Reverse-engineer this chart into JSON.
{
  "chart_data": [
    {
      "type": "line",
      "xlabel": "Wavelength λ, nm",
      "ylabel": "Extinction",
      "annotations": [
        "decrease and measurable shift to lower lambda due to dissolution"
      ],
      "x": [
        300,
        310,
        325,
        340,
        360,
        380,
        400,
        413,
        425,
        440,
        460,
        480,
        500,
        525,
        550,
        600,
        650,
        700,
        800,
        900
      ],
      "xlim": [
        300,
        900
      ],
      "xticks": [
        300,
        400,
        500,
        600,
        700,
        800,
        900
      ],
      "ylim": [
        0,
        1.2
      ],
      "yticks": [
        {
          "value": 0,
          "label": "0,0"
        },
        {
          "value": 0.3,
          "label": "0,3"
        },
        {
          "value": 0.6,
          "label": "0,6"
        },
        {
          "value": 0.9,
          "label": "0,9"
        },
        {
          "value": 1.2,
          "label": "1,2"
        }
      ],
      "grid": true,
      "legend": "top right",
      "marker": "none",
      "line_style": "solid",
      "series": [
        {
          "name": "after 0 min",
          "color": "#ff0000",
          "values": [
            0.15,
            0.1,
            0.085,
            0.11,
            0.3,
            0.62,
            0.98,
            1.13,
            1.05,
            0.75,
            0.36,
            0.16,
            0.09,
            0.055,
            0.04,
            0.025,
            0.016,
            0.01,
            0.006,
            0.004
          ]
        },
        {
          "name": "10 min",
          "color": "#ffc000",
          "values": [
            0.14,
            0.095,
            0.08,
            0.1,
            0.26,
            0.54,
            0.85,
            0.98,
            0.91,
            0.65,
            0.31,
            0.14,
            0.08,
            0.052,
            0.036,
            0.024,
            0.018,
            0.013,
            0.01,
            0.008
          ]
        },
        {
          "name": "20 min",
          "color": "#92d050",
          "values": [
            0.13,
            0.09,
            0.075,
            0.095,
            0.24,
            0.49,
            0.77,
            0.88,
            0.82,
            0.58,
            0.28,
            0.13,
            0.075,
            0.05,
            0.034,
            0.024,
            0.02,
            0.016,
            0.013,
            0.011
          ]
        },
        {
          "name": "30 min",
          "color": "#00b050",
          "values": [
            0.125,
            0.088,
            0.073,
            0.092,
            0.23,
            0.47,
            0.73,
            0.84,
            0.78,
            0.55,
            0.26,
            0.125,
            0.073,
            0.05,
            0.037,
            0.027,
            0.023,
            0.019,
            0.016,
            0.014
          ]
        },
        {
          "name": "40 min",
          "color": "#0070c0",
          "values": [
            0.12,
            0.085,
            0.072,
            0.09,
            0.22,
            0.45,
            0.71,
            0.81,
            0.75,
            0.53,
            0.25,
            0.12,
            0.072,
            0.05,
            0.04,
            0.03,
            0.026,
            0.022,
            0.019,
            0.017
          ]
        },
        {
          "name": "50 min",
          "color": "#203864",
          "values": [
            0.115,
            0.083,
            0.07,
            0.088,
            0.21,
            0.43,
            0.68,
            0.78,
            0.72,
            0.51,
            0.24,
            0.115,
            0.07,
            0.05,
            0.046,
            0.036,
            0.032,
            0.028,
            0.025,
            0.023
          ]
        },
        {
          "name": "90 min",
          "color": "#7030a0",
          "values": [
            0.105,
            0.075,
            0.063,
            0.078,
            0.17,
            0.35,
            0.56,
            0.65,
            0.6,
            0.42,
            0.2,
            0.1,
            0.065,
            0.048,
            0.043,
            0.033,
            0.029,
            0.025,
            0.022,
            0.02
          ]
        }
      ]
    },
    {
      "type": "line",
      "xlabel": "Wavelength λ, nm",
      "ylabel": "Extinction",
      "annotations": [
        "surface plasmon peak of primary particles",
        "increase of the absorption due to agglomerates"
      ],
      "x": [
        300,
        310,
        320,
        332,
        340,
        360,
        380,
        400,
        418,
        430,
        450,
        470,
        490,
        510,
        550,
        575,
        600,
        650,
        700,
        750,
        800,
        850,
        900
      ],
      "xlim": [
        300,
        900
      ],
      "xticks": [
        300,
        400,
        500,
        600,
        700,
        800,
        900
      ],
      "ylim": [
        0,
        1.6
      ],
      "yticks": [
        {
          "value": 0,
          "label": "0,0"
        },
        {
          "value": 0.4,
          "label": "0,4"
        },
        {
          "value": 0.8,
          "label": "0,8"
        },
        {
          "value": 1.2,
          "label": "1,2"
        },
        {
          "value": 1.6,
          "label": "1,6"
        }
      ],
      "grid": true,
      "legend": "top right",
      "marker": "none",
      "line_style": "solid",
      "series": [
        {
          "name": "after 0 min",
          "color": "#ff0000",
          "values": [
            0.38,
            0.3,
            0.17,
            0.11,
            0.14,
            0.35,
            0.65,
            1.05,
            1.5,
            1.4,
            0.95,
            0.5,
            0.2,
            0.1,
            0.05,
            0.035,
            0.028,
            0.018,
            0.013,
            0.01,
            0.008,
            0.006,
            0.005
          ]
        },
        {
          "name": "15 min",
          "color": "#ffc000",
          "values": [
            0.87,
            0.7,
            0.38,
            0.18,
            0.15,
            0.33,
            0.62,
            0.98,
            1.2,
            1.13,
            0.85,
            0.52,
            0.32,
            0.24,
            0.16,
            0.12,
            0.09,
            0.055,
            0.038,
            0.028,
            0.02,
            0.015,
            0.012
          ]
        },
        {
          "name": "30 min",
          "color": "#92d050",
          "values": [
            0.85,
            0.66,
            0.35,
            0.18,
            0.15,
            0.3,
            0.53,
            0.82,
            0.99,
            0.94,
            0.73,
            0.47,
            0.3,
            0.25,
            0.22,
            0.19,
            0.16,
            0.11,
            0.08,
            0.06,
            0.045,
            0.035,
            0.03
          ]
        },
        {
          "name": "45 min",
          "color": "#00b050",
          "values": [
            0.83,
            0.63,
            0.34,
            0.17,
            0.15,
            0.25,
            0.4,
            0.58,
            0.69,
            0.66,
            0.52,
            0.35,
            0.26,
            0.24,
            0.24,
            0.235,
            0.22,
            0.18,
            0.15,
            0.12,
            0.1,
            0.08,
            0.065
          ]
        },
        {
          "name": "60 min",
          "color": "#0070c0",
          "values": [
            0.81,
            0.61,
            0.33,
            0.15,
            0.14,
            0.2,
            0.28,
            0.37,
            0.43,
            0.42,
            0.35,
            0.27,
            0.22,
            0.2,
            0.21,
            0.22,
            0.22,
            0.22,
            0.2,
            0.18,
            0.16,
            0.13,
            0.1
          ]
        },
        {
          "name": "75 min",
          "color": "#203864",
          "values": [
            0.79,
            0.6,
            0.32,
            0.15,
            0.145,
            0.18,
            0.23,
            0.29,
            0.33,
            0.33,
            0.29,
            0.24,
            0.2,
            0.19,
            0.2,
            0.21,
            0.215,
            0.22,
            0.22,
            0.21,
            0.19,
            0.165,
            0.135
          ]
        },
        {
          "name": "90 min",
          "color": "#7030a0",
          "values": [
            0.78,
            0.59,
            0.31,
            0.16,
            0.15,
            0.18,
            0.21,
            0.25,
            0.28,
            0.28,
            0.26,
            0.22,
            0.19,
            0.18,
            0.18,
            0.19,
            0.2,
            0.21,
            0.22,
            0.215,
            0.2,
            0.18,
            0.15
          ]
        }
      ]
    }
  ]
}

- **PROBLEM**
Repeat the material above in full, keeping every word.

- **OUTPUT**
Reverse-engineer this chart into JSON.
{
  "chart_data": [
    {
      "type": "line",
      "xlabel": "Wavelength λ, nm",
      "ylabel": "Extinction",
      "annotations": [
        "decrease and measurable shift to lower lambda due to dissolution"
      ],
      "x": [
        300,
        310,
        325,
        340,
        360,
        380,
        400,
        413,
        425,
        440,
        460,
        480,
        500,
        525,
        550,
        600,
        650,
        700,
        800,
        900
      ],
      "xlim": [
        300,
        900
      ],
      "xticks": [
        300,
        400,
        500,
        600,
        700,
        800,
        900
      ],
      "ylim": [
        0,
        1.2
      ],
      "yticks": [
        {
          "value": 0,
          "label": "0,0"
        },
        {
          "value": 0.3,
          "label": "0,3"
        },
        {
          "value": 0.6,
          "label": "0,6"
        },
        {
          "value": 0.9,
          "label": "0,9"
        },
        {
          "value": 1.2,
          "label": "1,2"
        }
      ],
      "grid": true,
      "legend": "top right",
      "marker": "none",
      "line_style": "solid",
      "series": [
        {
          "name": "after 0 min",
          "color": "#ff0000",
          "values": [
            0.15,
            0.1,
            0.085,
            0.11,
            0.3,
            0.62,
            0.98,
            1.13,
            1.05,
            0.75,
            0.36,
            0.16,
            0.09,
            0.055,
            0.04,
            0.025,
            0.016,
            0.01,
            0.006,
            0.004
          ]
        },
        {
          "name": "10 min",
          "color": "#ffc000",
          "values": [
            0.14,
            0.095,
            0.08,
            0.1,
            0.26,
            0.54,
            0.85,
            0.98,
            0.91,
            0.65,
            0.31,
            0.14,
            0.08,
            0.052,
            0.036,
            0.024,
            0.018,
            0.013,
            0.01,
            0.008
          ]
        },
        {
          "name": "20 min",
          "color": "#92d050",
          "values": [
            0.13,
            0.09,
            0.075,
            0.095,
            0.24,
            0.49,
            0.77,
            0.88,
            0.82,
            0.58,
            0.28,
            0.13,
            0.075,
            0.05,
            0.034,
            0.024,
            0.02,
            0.016,
            0.013,
            0.011
          ]
        },
        {
          "name": "30 min",
          "color": "#00b050",
          "values": [
            0.125,
            0.088,
            0.073,
            0.092,
            0.23,
            0.47,
            0.73,
            0.84,
            0.78,
            0.55,
            0.26,
            0.125,
            0.073,
            0.05,
            0.037,
            0.027,
            0.023,
            0.019,
            0.016,
            0.014
          ]
        },
        {
          "name": "40 min",
          "color": "#0070c0",
          "values": [
            0.12,
            0.085,
            0.072,
            0.09,
            0.22,
            0.45,
            0.71,
            0.81,
            0.75,
            0.53,
            0.25,
            0.12,
            0.072,
            0.05,
            0.04,
            0.03,
            0.026,
            0.022,
            0.019,
            0.017
          ]
        },
        {
          "name": "50 min",
          "color": "#203864",
          "values": [
            0.115,
            0.083,
            0.07,
            0.088,
            0.21,
            0.43,
            0.68,
            0.78,
            0.72,
            0.51,
            0.24,
            0.115,
            0.07,
            0.05,
            0.046,
            0.036,
            0.032,
            0.028,
            0.025,
            0.023
          ]
        },
        {
          "name": "90 min",
          "color": "#7030a0",
          "values": [
            0.105,
            0.075,
            0.063,
            0.078,
            0.17,
            0.35,
            0.56,
            0.65,
            0.6,
            0.42,
            0.2,
            0.1,
            0.065,
            0.048,
            0.043,
            0.033,
            0.029,
            0.025,
            0.022,
            0.02
          ]
        }
      ]
    },
    {
      "type": "line",
      "xlabel": "Wavelength λ, nm",
      "ylabel": "Extinction",
      "annotations": [
        "surface plasmon peak of primary particles",
        "increase of the absorption due to agglomerates"
      ],
      "x": [
        300,
        310,
        320,
        332,
        340,
        360,
        380,
        400,
        418,
        430,
        450,
        470,
        490,
        510,
        550,
        575,
        600,
        650,
        700,
        750,
        800,
        850,
        900
      ],
      "xlim": [
        300,
        900
      ],
      "xticks": [
        300,
        400,
        500,
        600,
        700,
        800,
        900
      ],
      "ylim": [
        0,
        1.6
      ],
      "yticks": [
        {
          "value": 0,
          "label": "0,0"
        },
        {
          "value": 0.4,
          "label": "0,4"
        },
        {
          "value": 0.8,
          "label": "0,8"
        },
        {
          "value": 1.2,
          "label": "1,2"
        },
        {
          "value": 1.6,
          "label": "1,6"
        }
      ],
      "grid": true,
      "legend": "top right",
      "marker": "none",
      "line_style": "solid",
      "series": [
        {
          "name": "after 0 min",
          "color": "#ff0000",
          "values": [
            0.38,
            0.3,
            0.17,
            0.11,
            0.14,
            0.35,
            0.65,
            1.05,
            1.5,
            1.4,
            0.95,
            0.5,
            0.2,
            0.1,
            0.05,
            0.035,
            0.028,
            0.018,
            0.013,
            0.01,
            0.008,
            0.006,
            0.005
          ]
        },
        {
          "name": "15 min",
          "color": "#ffc000",
          "values": [
            0.87,
            0.7,
            0.38,
            0.18,
            0.15,
            0.33,
            0.62,
            0.98,
            1.2,
            1.13,
            0.85,
            0.52,
            0.32,
            0.24,
            0.16,
            0.12,
            0.09,
            0.055,
            0.038,
            0.028,
            0.02,
            0.015,
            0.012
          ]
        },
        {
          "name": "30 min",
          "color": "#92d050",
          "values": [
            0.85,
            0.66,
            0.35,
            0.18,
            0.15,
            0.3,
            0.53,
            0.82,
            0.99,
            0.94,
            0.73,
            0.47,
            0.3,
            0.25,
            0.22,
            0.19,
            0.16,
            0.11,
            0.08,
            0.06,
            0.045,
            0.035,
            0.03
          ]
        },
        {
          "name": "45 min",
          "color": "#00b050",
          "values": [
            0.83,
            0.63,
            0.34,
            0.17,
            0.15,
            0.25,
            0.4,
            0.58,
            0.69,
            0.66,
            0.52,
            0.35,
            0.26,
            0.24,
            0.24,
            0.235,
            0.22,
            0.18,
            0.15,
            0.12,
            0.1,
            0.08,
            0.065
          ]
        },
        {
          "name": "60 min",
          "color": "#0070c0",
          "values": [
            0.81,
            0.61,
            0.33,
            0.15,
            0.14,
            0.2,
            0.28,
            0.37,
            0.43,
            0.42,
            0.35,
            0.27,
            0.22,
            0.2,
            0.21,
            0.22,
            0.22,
            0.22,
            0.2,
            0.18,
            0.16,
            0.13,
            0.1
          ]
        },
        {
          "name": "75 min",
          "color": "#203864",
          "values": [
            0.79,
            0.6,
            0.32,
            0.15,
            0.145,
            0.18,
            0.23,
            0.29,
            0.33,
            0.33,
            0.29,
            0.24,
            0.2,
            0.19,
            0.2,
            0.21,
            0.215,
            0.22,
            0.22,
            0.21,
            0.19,
            0.165,
            0.135
          ]
        },
        {
          "name": "90 min",
          "color": "#7030a0",
          "values": [
            0.78,
            0.59,
            0.31,
            0.16,
            0.15,
            0.18,
            0.21,
            0.25,
            0.28,
            0.28,
            0.26,
            0.22,
            0.19,
            0.18,
            0.18,
            0.19,
            0.2,
            0.21,
            0.22,
            0.215,
            0.2,
            0.18,
            0.15
          ]
        }
      ]
    }
  ]
}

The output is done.